• **What the task requires**
Wherever the string "xlabel" appears in the listing, copy that line.

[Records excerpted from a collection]
######
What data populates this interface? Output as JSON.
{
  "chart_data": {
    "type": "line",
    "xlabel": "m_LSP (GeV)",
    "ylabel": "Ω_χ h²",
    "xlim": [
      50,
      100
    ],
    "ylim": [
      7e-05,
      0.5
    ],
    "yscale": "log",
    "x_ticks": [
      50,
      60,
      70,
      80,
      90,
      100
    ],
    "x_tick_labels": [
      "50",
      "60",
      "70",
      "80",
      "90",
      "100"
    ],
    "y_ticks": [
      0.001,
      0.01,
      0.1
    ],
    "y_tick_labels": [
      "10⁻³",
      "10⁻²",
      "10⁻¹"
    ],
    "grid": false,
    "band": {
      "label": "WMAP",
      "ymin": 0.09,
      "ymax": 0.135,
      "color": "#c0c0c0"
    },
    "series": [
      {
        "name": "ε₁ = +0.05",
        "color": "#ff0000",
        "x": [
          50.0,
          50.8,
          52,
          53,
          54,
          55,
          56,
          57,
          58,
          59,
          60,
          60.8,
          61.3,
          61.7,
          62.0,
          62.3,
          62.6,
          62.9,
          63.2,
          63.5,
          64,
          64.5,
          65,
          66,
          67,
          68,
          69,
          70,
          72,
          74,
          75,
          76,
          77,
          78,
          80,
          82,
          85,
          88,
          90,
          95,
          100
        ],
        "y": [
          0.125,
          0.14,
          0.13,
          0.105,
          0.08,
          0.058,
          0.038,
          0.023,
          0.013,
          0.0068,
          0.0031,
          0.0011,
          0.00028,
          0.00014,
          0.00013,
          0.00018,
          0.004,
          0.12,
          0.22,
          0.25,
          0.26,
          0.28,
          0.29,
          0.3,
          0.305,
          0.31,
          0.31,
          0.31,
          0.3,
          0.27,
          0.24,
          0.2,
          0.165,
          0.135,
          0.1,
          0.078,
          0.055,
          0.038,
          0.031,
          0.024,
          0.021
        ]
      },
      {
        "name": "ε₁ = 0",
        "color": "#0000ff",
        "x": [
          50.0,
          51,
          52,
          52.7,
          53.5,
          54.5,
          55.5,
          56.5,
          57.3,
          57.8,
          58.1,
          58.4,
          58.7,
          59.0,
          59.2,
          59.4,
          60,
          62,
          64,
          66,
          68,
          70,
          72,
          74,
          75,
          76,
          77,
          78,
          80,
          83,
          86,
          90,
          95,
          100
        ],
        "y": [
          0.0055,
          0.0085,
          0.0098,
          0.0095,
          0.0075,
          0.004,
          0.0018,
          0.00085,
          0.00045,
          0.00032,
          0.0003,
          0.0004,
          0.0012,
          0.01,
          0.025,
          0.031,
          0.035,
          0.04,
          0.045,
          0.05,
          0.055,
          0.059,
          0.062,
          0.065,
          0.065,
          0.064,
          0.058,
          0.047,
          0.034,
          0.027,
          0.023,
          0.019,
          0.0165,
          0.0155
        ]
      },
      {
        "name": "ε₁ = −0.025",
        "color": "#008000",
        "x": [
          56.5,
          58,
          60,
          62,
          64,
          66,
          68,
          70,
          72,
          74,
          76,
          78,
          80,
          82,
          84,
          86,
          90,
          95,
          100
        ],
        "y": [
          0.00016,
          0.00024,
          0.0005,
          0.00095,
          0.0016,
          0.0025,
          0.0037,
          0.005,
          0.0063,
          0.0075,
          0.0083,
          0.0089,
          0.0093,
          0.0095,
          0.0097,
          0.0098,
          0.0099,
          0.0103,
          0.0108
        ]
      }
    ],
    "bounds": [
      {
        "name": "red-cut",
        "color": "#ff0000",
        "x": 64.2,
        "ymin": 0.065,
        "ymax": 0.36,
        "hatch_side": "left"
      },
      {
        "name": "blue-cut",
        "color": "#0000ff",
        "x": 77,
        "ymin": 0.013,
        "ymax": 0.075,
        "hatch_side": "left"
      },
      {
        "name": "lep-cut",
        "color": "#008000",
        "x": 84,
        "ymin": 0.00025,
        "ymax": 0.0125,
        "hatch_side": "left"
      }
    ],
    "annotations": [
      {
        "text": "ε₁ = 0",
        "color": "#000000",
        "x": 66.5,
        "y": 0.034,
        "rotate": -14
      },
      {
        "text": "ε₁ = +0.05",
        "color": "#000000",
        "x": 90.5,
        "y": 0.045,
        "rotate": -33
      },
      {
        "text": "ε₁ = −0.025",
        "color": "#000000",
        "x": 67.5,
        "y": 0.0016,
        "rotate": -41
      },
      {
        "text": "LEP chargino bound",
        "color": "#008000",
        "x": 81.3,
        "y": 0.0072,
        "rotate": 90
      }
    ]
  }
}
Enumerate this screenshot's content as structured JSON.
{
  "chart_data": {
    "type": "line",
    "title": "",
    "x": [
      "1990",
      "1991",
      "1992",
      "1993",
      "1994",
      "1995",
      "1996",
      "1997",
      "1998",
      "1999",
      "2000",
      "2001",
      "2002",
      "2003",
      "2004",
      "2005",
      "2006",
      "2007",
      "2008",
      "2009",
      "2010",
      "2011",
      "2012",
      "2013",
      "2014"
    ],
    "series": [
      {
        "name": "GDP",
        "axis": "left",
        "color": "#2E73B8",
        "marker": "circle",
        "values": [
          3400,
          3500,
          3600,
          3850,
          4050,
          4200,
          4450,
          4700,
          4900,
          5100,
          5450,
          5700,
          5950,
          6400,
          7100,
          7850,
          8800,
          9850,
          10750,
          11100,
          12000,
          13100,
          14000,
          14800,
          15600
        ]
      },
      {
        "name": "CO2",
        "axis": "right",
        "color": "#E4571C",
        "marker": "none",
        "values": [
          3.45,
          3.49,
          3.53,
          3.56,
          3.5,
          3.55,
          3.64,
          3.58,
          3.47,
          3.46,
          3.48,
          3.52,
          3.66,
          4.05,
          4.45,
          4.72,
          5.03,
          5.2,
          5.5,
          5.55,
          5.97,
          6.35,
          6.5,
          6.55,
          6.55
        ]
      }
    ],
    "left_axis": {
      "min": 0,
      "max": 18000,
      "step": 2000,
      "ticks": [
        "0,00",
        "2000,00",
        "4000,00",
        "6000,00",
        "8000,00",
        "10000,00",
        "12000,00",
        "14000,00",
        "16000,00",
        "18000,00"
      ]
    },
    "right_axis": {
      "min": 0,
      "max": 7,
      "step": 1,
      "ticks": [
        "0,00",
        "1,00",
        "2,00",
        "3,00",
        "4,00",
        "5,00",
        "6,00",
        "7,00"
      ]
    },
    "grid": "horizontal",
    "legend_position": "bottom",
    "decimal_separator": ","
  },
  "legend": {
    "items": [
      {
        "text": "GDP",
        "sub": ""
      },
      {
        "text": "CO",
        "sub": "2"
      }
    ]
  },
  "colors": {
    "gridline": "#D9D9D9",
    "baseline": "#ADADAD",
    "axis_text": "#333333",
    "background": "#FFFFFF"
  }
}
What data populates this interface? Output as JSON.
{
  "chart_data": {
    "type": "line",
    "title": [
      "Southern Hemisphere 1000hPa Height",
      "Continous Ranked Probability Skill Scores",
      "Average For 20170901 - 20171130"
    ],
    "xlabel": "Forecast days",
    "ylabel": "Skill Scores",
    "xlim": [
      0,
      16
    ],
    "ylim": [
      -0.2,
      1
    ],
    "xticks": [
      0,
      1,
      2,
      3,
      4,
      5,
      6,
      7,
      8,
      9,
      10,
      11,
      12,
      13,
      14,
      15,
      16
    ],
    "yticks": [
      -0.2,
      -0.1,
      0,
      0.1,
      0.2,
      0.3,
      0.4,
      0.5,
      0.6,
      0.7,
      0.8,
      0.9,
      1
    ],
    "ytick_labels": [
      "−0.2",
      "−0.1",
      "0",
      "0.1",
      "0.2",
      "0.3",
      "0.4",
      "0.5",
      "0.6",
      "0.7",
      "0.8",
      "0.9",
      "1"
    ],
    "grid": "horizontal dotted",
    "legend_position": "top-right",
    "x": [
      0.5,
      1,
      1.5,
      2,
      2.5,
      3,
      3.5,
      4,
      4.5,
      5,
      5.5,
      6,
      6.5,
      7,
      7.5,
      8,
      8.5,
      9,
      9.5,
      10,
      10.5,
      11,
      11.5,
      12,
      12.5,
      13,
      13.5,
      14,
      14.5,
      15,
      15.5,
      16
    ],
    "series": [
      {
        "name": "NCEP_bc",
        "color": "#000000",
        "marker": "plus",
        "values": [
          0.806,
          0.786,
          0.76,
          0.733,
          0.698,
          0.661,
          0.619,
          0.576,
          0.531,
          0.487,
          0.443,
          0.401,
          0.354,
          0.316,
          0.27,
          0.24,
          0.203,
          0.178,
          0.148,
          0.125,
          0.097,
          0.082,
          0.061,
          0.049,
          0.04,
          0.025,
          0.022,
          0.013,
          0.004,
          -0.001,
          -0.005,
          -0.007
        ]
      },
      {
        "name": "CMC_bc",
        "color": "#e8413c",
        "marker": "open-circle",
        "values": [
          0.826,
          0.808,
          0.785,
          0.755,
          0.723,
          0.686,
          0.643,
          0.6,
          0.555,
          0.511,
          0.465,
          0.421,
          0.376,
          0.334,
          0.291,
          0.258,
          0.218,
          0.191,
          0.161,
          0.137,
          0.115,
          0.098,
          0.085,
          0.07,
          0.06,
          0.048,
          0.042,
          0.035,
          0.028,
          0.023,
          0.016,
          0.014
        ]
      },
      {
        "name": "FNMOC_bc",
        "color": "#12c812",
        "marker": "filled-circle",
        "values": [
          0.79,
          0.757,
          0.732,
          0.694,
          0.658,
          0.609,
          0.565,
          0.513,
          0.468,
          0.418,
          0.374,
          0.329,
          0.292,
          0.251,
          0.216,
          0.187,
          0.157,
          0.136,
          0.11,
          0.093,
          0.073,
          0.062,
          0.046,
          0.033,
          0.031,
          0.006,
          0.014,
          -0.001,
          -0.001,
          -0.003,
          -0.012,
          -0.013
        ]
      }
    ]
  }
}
######
• **Result of the exercise**
    "xlabel": "m_LSP (GeV)",
    "xlabel": "Forecast days",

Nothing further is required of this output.